**Task statement:** Where a line in the listing below contains the word "relative", copy that line.

Records from a dataset:
======

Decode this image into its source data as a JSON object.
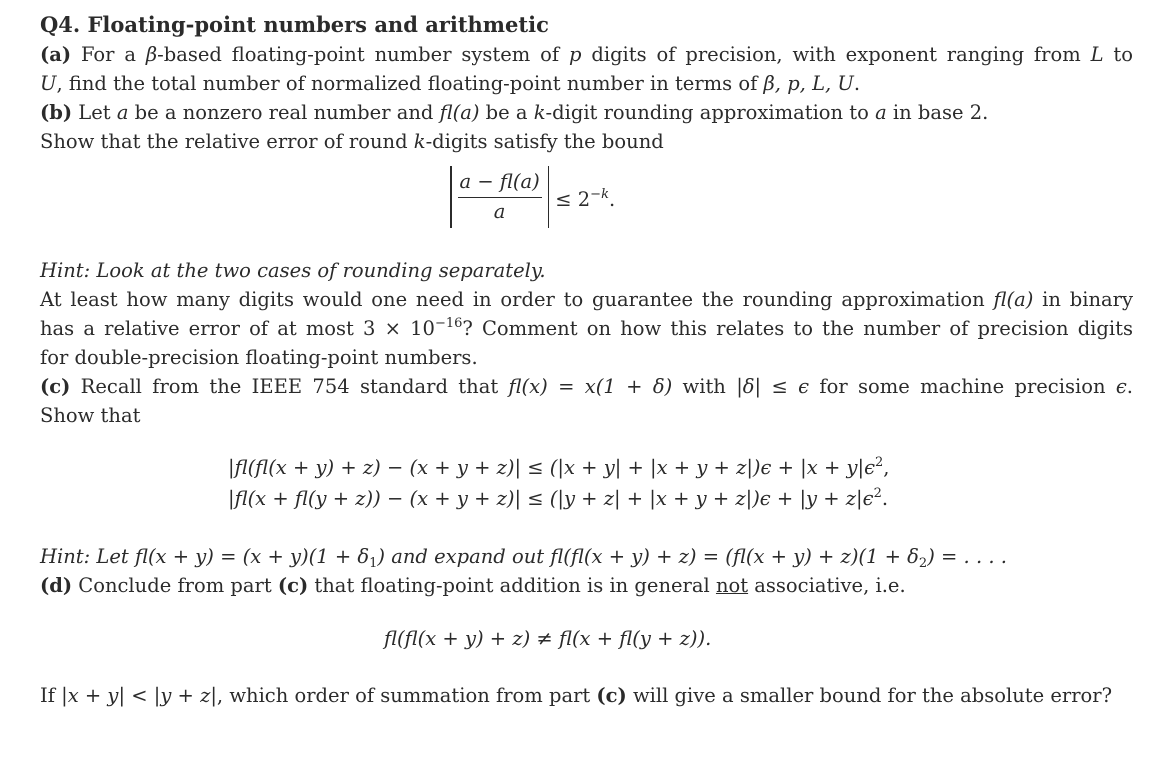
{
  "question": {
    "title": "Q4. Floating-point numbers and arithmetic",
    "part_a": {
      "label": "(a)",
      "line1_pre": " For a ",
      "beta": "β",
      "line1_mid": "-based floating-point number system of ",
      "p": "p",
      "line1_mid2": " digits of precision, with exponent ranging from ",
      "L": "L",
      "line1_post": " to",
      "line2_U": "U",
      "line2_text": ", find the total number of normalized floating-point number in terms of ",
      "line2_vars": "β, p, L, U",
      "line2_end": "."
    },
    "part_b": {
      "label": "(b)",
      "line1_pre": " Let ",
      "a": "a",
      "line1_mid": " be a nonzero real number and ",
      "fla": "fl(a)",
      "line1_mid2": " be a ",
      "k": "k",
      "line1_post": "-digit rounding approximation to ",
      "a2": "a",
      "line1_end": " in base 2.",
      "line2_pre": "Show that the relative error of round ",
      "k2": "k",
      "line2_post": "-digits satisfy the bound",
      "formula": {
        "numerator": "a − fl(a)",
        "denominator": "a",
        "relation": "≤ 2",
        "exponent": "−k",
        "end": "."
      },
      "hint": "Hint: Look at the two cases of rounding separately.",
      "q_line1_pre": "At least how many digits would one need in order to guarantee the rounding approximation ",
      "q_line1_fla": "fl(a)",
      "q_line1_post": " in binary",
      "q_line2_pre": "has a relative error of at most 3 × 10",
      "q_line2_exp": "−16",
      "q_line2_post": "? Comment on how this relates to the number of precision digits",
      "q_line3": "for double-precision floating-point numbers."
    },
    "part_c": {
      "label": "(c)",
      "line1_pre": " Recall from the IEEE 754 standard that ",
      "line1_math": "fl(x) = x(1 + δ)",
      "line1_mid": " with ",
      "line1_math2": "|δ| ≤ ϵ",
      "line1_post": " for some machine precision ",
      "eps": "ϵ",
      "line1_end": ".",
      "line2": "Show that",
      "eq1": "|fl(fl(x + y) + z) − (x + y + z)| ≤ (|x + y| + |x + y + z|)ϵ + |x + y|ϵ",
      "eq1_exp": "2",
      "eq1_end": ",",
      "eq2": "|fl(x + fl(y + z)) − (x + y + z)| ≤ (|y + z| + |x + y + z|)ϵ + |y + z|ϵ",
      "eq2_exp": "2",
      "eq2_end": ".",
      "hint_pre": "Hint: Let ",
      "hint_m1": "fl(x + y) = (x + y)(1 + δ",
      "hint_sub1": "1",
      "hint_m1_end": ")",
      "hint_mid": " and expand out ",
      "hint_m2": "fl(fl(x + y) + z) = (fl(x + y) + z)(1 + δ",
      "hint_sub2": "2",
      "hint_m2_end": ") = . . . ."
    },
    "part_d": {
      "label": "(d)",
      "line1_pre": " Conclude from part ",
      "ref": "(c)",
      "line1_mid": " that floating-point addition is in general ",
      "not": "not",
      "line1_post": " associative, i.e.",
      "formula": "fl(fl(x + y) + z) ≠ fl(x + fl(y + z)).",
      "last_pre": "If ",
      "last_math": "|x + y| < |y + z|",
      "last_mid": ", which order of summation from part ",
      "last_ref": "(c)",
      "last_post": " will give a smaller bound for the absolute error?"
    }
  }
}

======

**Task result:**
      "line2_pre": "Show that the relative error of round ",
      "q_line2_pre": "has a relative error of at most 3 × 10",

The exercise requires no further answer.